Begin RECORDS FOR PROCESSING

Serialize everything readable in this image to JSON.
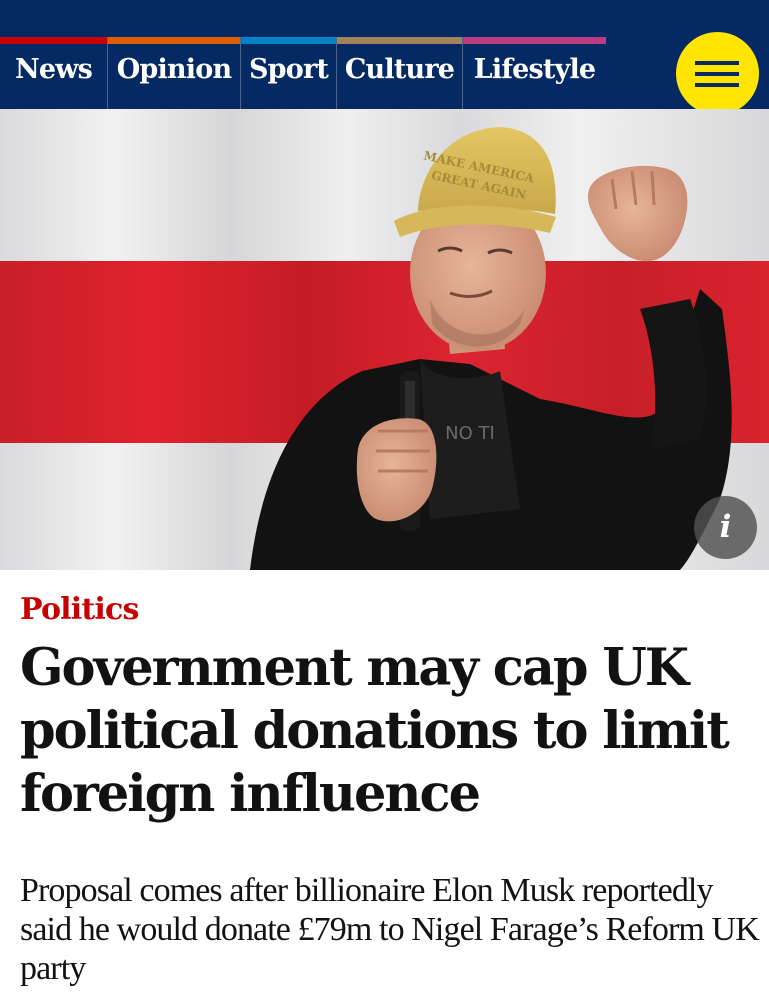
{
  "nav": {
    "items": [
      {
        "label": "News",
        "color": "#c70000"
      },
      {
        "label": "Opinion",
        "color": "#e05e00"
      },
      {
        "label": "Sport",
        "color": "#0084c6"
      },
      {
        "label": "Culture",
        "color": "#a1845c"
      },
      {
        "label": "Lifestyle",
        "color": "#bb3b80"
      }
    ],
    "menu_icon": "hamburger-menu-icon",
    "background": "#052962",
    "menu_color": "#ffe500"
  },
  "hero": {
    "info_label": "i",
    "info_icon": "info-icon",
    "cap_text": [
      "MAKE AMERICA",
      "GREAT AGAIN"
    ],
    "shirt_text": "NO TI"
  },
  "article": {
    "kicker": "Politics",
    "kicker_color": "#c70000",
    "headline": "Government may cap UK political donations to limit foreign influence",
    "standfirst": "Proposal comes after billionaire Elon Musk reportedly said he would donate £79m to Nigel Farage’s Reform UK party"
  }
}
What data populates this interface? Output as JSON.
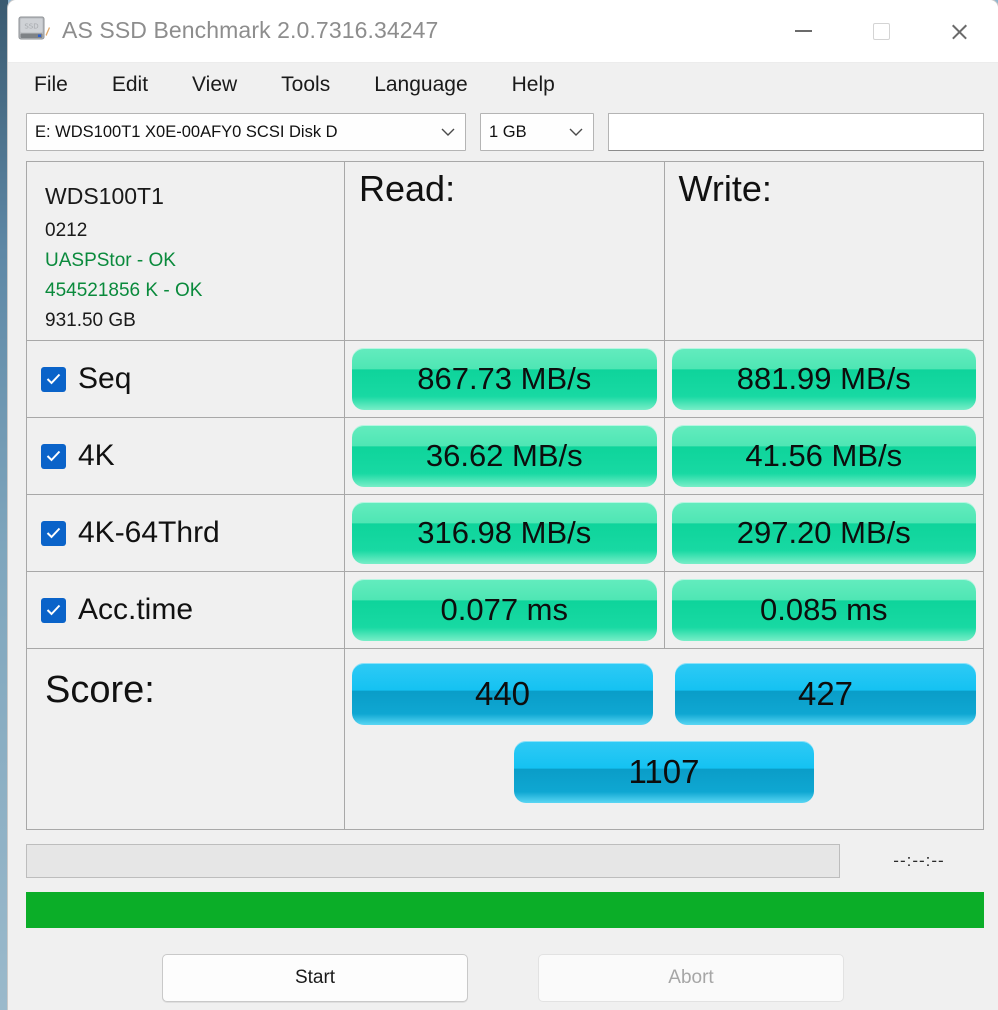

End RECORDS FOR PROCESSING

**WRITTEN INSTRUCTION:** Without the pictures, output the full listing exactly as it stands.

**CORRECT OUTPUT:**
Serialize everything readable in this image to JSON.
{
  "nav": {
    "items": [
      {
        "label": "News",
        "color": "#c70000"
      },
      {
        "label": "Opinion",
        "color": "#e05e00"
      },
      {
        "label": "Sport",
        "color": "#0084c6"
      },
      {
        "label": "Culture",
        "color": "#a1845c"
      },
      {
        "label": "Lifestyle",
        "color": "#bb3b80"
      }
    ],
    "menu_icon": "hamburger-menu-icon",
    "background": "#052962",
    "menu_color": "#ffe500"
  },
  "hero": {
    "info_label": "i",
    "info_icon": "info-icon",
    "cap_text": [
      "MAKE AMERICA",
      "GREAT AGAIN"
    ],
    "shirt_text": "NO TI"
  },
  "article": {
    "kicker": "Politics",
    "kicker_color": "#c70000",
    "headline": "Government may cap UK political donations to limit foreign influence",
    "standfirst": "Proposal comes after billionaire Elon Musk reportedly said he would donate £79m to Nigel Farage’s Reform UK party"
  }
}
What data populates this interface? Output as JSON.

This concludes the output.